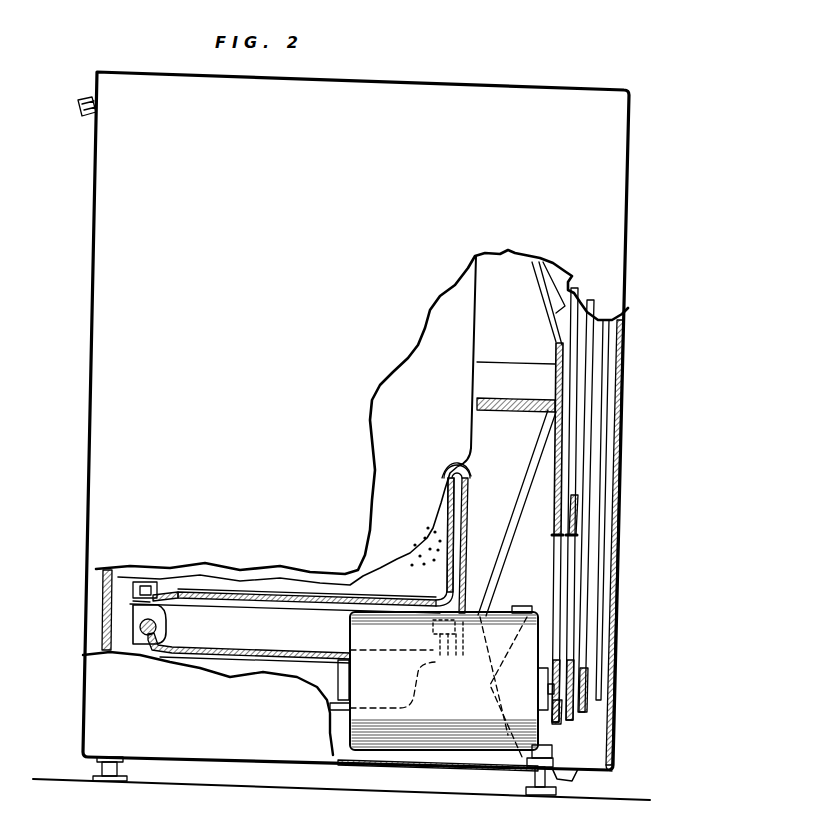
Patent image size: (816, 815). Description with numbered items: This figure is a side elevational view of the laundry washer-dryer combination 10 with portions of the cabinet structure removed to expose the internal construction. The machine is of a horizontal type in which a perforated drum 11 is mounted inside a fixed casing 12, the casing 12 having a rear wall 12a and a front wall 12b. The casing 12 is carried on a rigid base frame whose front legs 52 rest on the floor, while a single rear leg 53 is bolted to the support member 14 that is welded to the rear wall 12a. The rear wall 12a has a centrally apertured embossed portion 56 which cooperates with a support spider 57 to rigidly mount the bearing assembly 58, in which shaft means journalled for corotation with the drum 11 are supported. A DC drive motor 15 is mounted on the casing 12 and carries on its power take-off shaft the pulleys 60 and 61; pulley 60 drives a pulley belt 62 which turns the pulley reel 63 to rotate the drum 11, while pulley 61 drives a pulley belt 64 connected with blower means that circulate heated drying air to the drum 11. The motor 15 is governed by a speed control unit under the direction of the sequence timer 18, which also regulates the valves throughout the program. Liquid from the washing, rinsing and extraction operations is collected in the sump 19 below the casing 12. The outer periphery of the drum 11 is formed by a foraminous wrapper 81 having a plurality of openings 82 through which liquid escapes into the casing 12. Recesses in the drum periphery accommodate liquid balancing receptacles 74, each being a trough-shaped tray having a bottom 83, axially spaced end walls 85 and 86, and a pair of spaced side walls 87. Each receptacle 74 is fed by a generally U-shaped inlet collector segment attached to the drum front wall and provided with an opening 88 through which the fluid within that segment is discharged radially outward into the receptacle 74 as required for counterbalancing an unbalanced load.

The laundry washer-dryer combination 10 is at (547, 84).
The drum 11 is at (442, 594).
The casing 12 is at (478, 499).
The rear wall 12a is at (470, 534).
The front wall 12b is at (118, 613).
The support member 14 is at (516, 652).
The DC drive motor 15 is at (350, 743).
The sequence timer 18 is at (80, 98).
The sump 19 is at (405, 690).
The front legs 52 is at (108, 785).
The rear leg 53 is at (530, 800).
The embossed portion 56 is at (476, 480).
The support spider 57 is at (552, 325).
The bearing assembly 58 is at (529, 406).
The pulley 60 is at (558, 724).
The pulley 61 is at (584, 712).
The pulley belt 62 is at (568, 578).
The pulley reel 63 is at (562, 530).
The pulley belt 64 is at (597, 648).
The liquid balancing receptacle 74 is at (249, 659).
The foraminous wrapper 81 is at (392, 594).
The openings 82 is at (421, 553).
The bottom 83 is at (237, 672).
The end wall 85 is at (166, 628).
The end wall 86 is at (448, 655).
The side walls 87 is at (240, 634).
The opening 88 is at (148, 589).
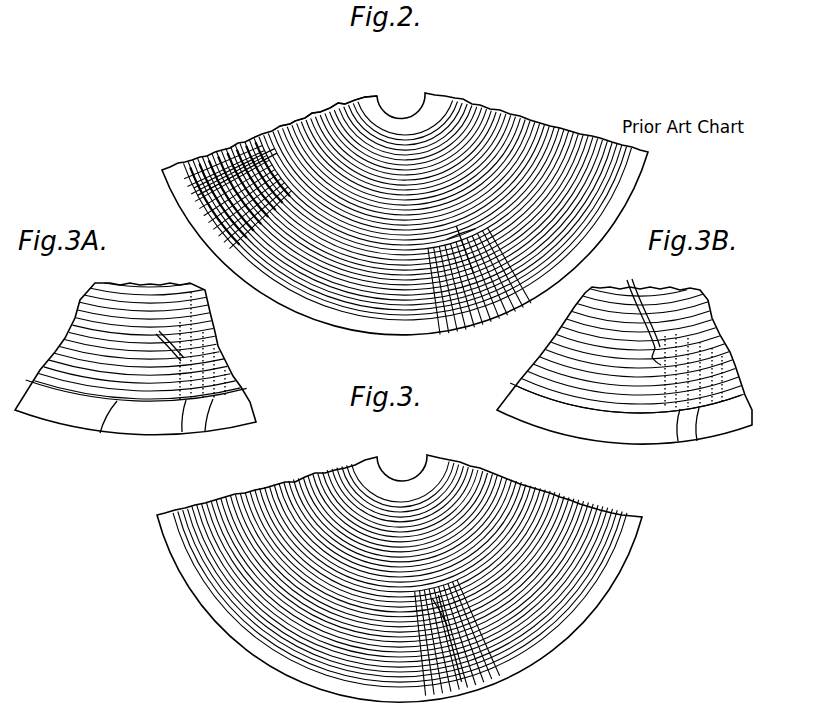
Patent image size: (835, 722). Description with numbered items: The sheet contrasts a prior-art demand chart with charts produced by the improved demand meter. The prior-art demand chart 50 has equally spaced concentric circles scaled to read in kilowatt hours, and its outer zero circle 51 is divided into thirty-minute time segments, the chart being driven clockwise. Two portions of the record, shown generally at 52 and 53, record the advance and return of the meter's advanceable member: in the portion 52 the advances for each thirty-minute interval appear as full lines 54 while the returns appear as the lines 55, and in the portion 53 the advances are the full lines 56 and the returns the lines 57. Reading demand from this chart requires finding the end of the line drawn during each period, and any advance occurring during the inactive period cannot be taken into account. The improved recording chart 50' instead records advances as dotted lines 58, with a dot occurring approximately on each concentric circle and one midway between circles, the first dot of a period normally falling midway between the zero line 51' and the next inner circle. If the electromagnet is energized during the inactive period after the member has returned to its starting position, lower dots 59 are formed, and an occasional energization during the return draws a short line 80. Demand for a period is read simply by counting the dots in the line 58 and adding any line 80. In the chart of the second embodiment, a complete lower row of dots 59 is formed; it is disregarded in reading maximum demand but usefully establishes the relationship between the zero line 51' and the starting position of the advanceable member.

In FIG. 2, the demand chart 50 is at (405, 212).
In FIG. 2, the zero circle 51 is at (424, 247).
In FIG. 2, the portion of the record 52 is at (278, 113).
In FIG. 2, the portion of the record 53 is at (482, 213).
In FIG. 2, the full lines 54 is at (207, 161).
In FIG. 2, the lines 55 is at (242, 158).
In FIG. 3, the lines 55 is at (458, 621).
In FIG. 2, the full lines 56 is at (419, 287).
In FIG. 2, the lines 57 is at (432, 273).
In FIG. 3A, the recording chart 50' is at (135, 359).
In FIG. 3B, the recording chart 50' is at (628, 361).
In FIG. 3, the recording chart 50' is at (399, 578).
In FIG. 3A, the zero line 51' is at (136, 418).
In FIG. 3B, the zero line 51' is at (632, 417).
In FIG. 3, the zero line 51' is at (461, 611).
In FIG. 3A, the dotted lines 58 is at (186, 321).
In FIG. 3B, the dotted lines 58 is at (635, 313).
In FIG. 3, the dotted lines 58 is at (430, 637).
In FIG. 3A, the lower dots 59 is at (200, 431).
In FIG. 3B, the lower dots 59 is at (697, 441).
In FIG. 3A, the short line 80 is at (228, 373).
In FIG. 3B, the short line 80 is at (693, 371).
In FIG. 3, the short line 80 is at (456, 647).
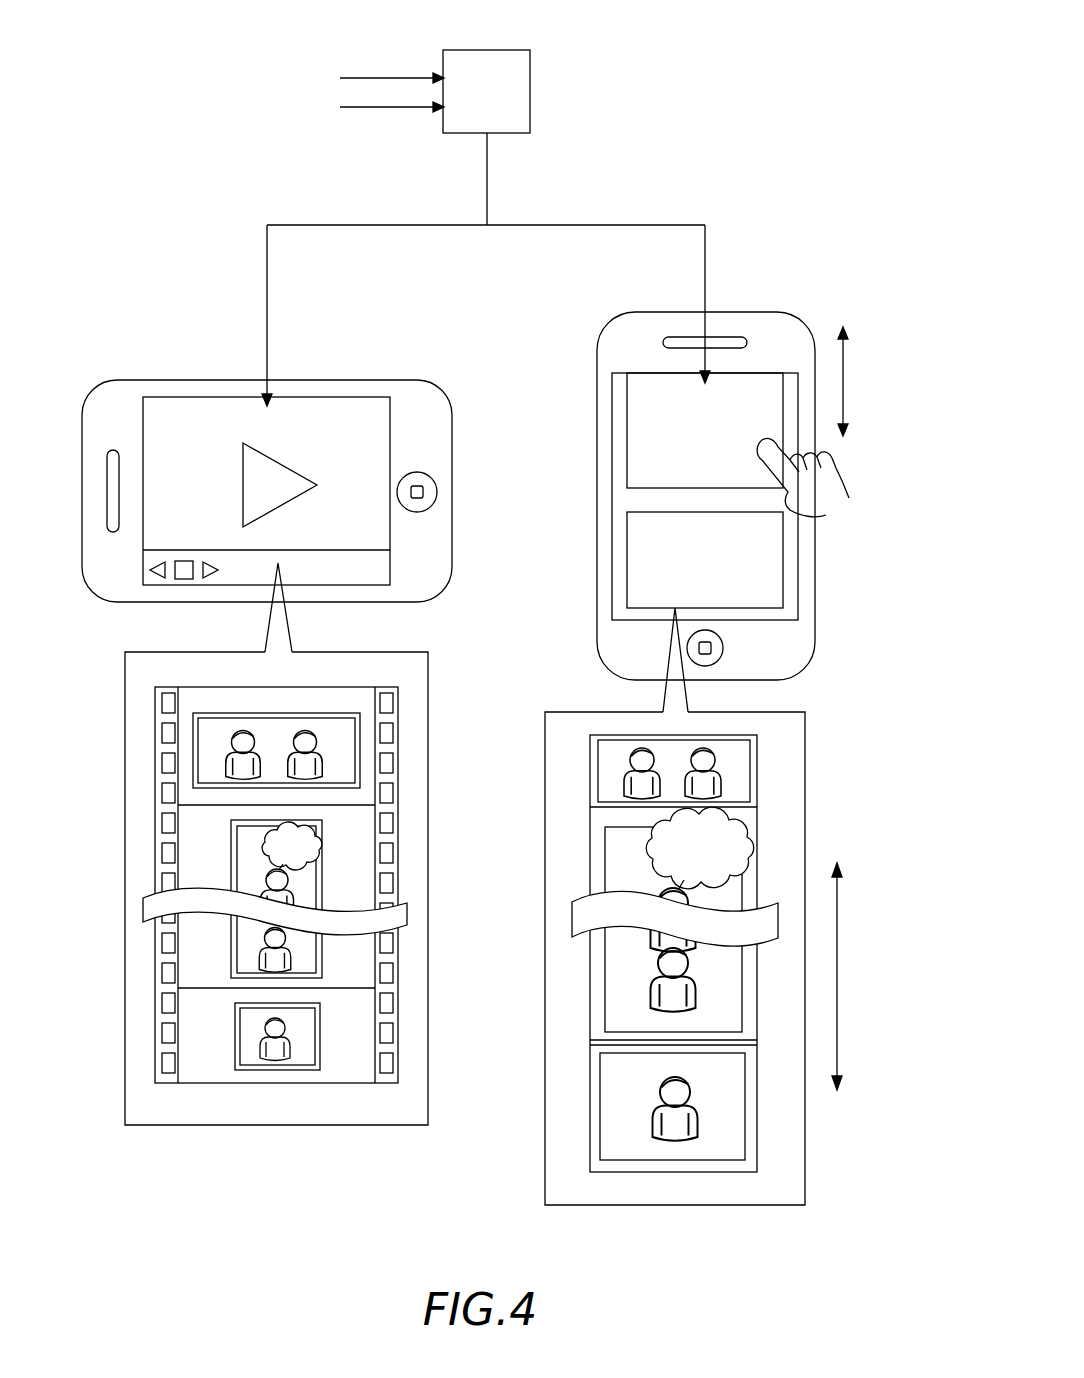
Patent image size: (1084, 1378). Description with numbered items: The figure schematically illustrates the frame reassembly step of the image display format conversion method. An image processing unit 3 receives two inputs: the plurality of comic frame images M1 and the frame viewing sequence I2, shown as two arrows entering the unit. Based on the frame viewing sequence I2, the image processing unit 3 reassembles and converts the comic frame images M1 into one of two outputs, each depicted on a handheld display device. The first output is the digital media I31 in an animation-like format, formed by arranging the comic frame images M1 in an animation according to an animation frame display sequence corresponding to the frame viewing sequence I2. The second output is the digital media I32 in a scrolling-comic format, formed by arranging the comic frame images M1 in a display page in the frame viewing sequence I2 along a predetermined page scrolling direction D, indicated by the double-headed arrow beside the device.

The comic frame images M1 is at (383, 78).
The frame viewing sequence I2 is at (382, 107).
The image processing unit 3 is at (486, 91).
The digital media in animation-like format I31 is at (330, 418).
The digital media in scrolling-comic format I32 is at (757, 390).
The page scrolling direction D is at (846, 380).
• • • • •
[REQUIRED WORK] Render every line of all the records above as a Markdown table with the columns Row and Line, numbering the rows in order. Skip blank lines and leave the pictures out.

[WRITTEN RESPONSE]
| Row | Line |
|---|---|
| 1 | Patent image size: (816, 815). Description with numbered items: This figure is a side elevational view of the laundry washer-dryer combination 10 with portions of the cabinet structure removed to expose the internal construction. The machine is of a horizontal type in which a perforated drum 11 is mounted inside a fixed casing 12, the casing 12 having a rear wall 12a and a front wall 12b. The casing 12 is carried on a rigid base frame whose front legs 52 rest on the floor, while a single rear leg 53 is bolted to the support member 14 that is welded to the rear wall 12a. The rear wall 12a has a centrally apertured embossed portion 56 which cooperates with a support spider 57 to rigidly mount the bearing assembly 58, in which shaft means journalled for corotation with the drum 11 are supported. A DC drive motor 15 is mounted on the casing 12 and carries on its power take-off shaft the pulleys 60 and 61; pulley 60 drives a pulley belt 62 which turns the pulley reel 63 to rotate the drum 11, while pulley 61 drives a pulley belt 64 connected with blower means that circulate heated drying air to the drum 11. The motor 15 is governed by a speed control unit under the direction of the sequence timer 18, which also regulates the valves throughout the program. Liquid from the washing, rinsing and extraction operations is collected in the sump 19 below the casing 12. The outer periphery of the drum 11 is formed by a foraminous wrapper 81 having a plurality of openings 82 through which liquid escapes into the casing 12. Recesses in the drum periphery accommodate liquid balancing receptacles 74, each being a trough-shaped tray having a bottom 83, axially spaced end walls 85 and 86, and a pair of spaced side walls 87. Each receptacle 74 is fed by a generally U-shaped inlet collector segment attached to the drum front wall and provided with an opening 88 through which the fluid within that segment is discharged radially outward into the receptacle 74 as required for counterbalancing an unbalanced load. |
| 2 | The laundry washer-dryer combination 10 is at (547, 84). |
| 3 | The drum 11 is at (442, 594). |
| 4 | The casing 12 is at (478, 499). |
| 5 | The rear wall 12a is at (470, 534). |
| 6 | The front wall 12b is at (118, 613). |
| 7 | The support member 14 is at (516, 652). |
| 8 | The DC drive motor 15 is at (350, 743). |
| 9 | The sequence timer 18 is at (80, 98). |
| 10 | The sump 19 is at (405, 690). |
| 11 | The front legs 52 is at (108, 785). |
| 12 | The rear leg 53 is at (530, 800). |
| 13 | The embossed portion 56 is at (476, 480). |
| 14 | The support spider 57 is at (552, 325). |
| 15 | The bearing assembly 58 is at (529, 406). |
| 16 | The pulley 60 is at (558, 724). |
| 17 | The pulley 61 is at (584, 712). |
| 18 | The pulley belt 62 is at (568, 578). |
| 19 | The pulley reel 63 is at (562, 530). |
| 20 | The pulley belt 64 is at (597, 648). |
| 21 | The liquid balancing receptacle 74 is at (249, 659). |
| 22 | The foraminous wrapper 81 is at (392, 594). |
| 23 | The openings 82 is at (421, 553). |
| 24 | The bottom 83 is at (237, 672). |
| 25 | The end wall 85 is at (166, 628). |
| 26 | The end wall 86 is at (448, 655). |
| 27 | The side walls 87 is at (240, 634). |
| 28 | The opening 88 is at (148, 589). |
| 29 | Patent image size: (835, 722). Description with numbered items: The sheet contrasts a prior-art demand chart with charts produced by the improved demand meter. The prior-art demand chart 50 has equally spaced concentric circles scaled to read in kilowatt hours, and its outer zero circle 51 is divided into thirty-minute time segments, the chart being driven clockwise. Two portions of the record, shown generally at 52 and 53, record the advance and return of the meter's advanceable member: in the portion 52 the advances for each thirty-minute interval appear as full lines 54 while the returns appear as the lines 55, and in the portion 53 the advances are the full lines 56 and the returns the lines 57. Reading demand from this chart requires finding the end of the line drawn during each period, and any advance occurring during the inactive period cannot be taken into account. The improved recording chart 50' instead records advances as dotted lines 58, with a dot occurring approximately on each concentric circle and one midway between circles, the first dot of a period normally falling midway between the zero line 51' and the next inner circle. If the electromagnet is energized during the inactive period after the member has returned to its starting position, lower dots 59 are formed, and an occasional energization during the return draws a short line 80. Demand for a period is read simply by counting the dots in the line 58 and adding any line 80. In the chart of the second embodiment, a complete lower row of dots 59 is formed; it is disregarded in reading maximum demand but usefully establishes the relationship between the zero line 51' and the starting position of the advanceable member. |
| 30 | In FIG. 2, the demand chart 50 is at (405, 212). |
| 31 | In FIG. 2, the zero circle 51 is at (424, 247). |
| 32 | In FIG. 2, the portion of the record 52 is at (278, 113). |
| 33 | In FIG. 2, the portion of the record 53 is at (482, 213). |
| 34 | In FIG. 2, the full lines 54 is at (207, 161). |
| 35 | In FIG. 2, the lines 55 is at (242, 158). |
| 36 | In FIG. 3, the lines 55 is at (458, 621). |
| 37 | In FIG. 2, the full lines 56 is at (419, 287). |
| 38 | In FIG. 2, the lines 57 is at (432, 273). |
| 39 | In FIG. 3A, the recording chart 50' is at (135, 359). |
| 40 | In FIG. 3B, the recording chart 50' is at (628, 361). |
| 41 | In FIG. 3, the recording chart 50' is at (399, 578). |
| 42 | In FIG. 3A, the zero line 51' is at (136, 418). |
| 43 | In FIG. 3B, the zero line 51' is at (632, 417). |
| 44 | In FIG. 3, the zero line 51' is at (461, 611). |
| 45 | In FIG. 3A, the dotted lines 58 is at (186, 321). |
| 46 | In FIG. 3B, the dotted lines 58 is at (635, 313). |
| 47 | In FIG. 3, the dotted lines 58 is at (430, 637). |
| 48 | In FIG. 3A, the lower dots 59 is at (200, 431). |
| 49 | In FIG. 3B, the lower dots 59 is at (697, 441). |
| 50 | In FIG. 3A, the short line 80 is at (228, 373). |
| 51 | In FIG. 3B, the short line 80 is at (693, 371). |
| 52 | In FIG. 3, the short line 80 is at (456, 647). |
| 53 | Patent image size: (1084, 1378). Description with numbered items: The figure schematically illustrates the frame reassembly step of the image display format conversion method. An image processing unit 3 receives two inputs: the plurality of comic frame images M1 and the frame viewing sequence I2, shown as two arrows entering the unit. Based on the frame viewing sequence I2, the image processing unit 3 reassembles and converts the comic frame images M1 into one of two outputs, each depicted on a handheld display device. The first output is the digital media I31 in an animation-like format, formed by arranging the comic frame images M1 in an animation according to an animation frame display sequence corresponding to the frame viewing sequence I2. The second output is the digital media I32 in a scrolling-comic format, formed by arranging the comic frame images M1 in a display page in the frame viewing sequence I2 along a predetermined page scrolling direction D, indicated by the double-headed arrow beside the device. |
| 54 | The comic frame images M1 is at (383, 78). |
| 55 | The frame viewing sequence I2 is at (382, 107). |
| 56 | The image processing unit 3 is at (486, 91). |
| 57 | The digital media in animation-like format I31 is at (330, 418). |
| 58 | The digital media in scrolling-comic format I32 is at (757, 390). |
| 59 | The page scrolling direction D is at (846, 380). |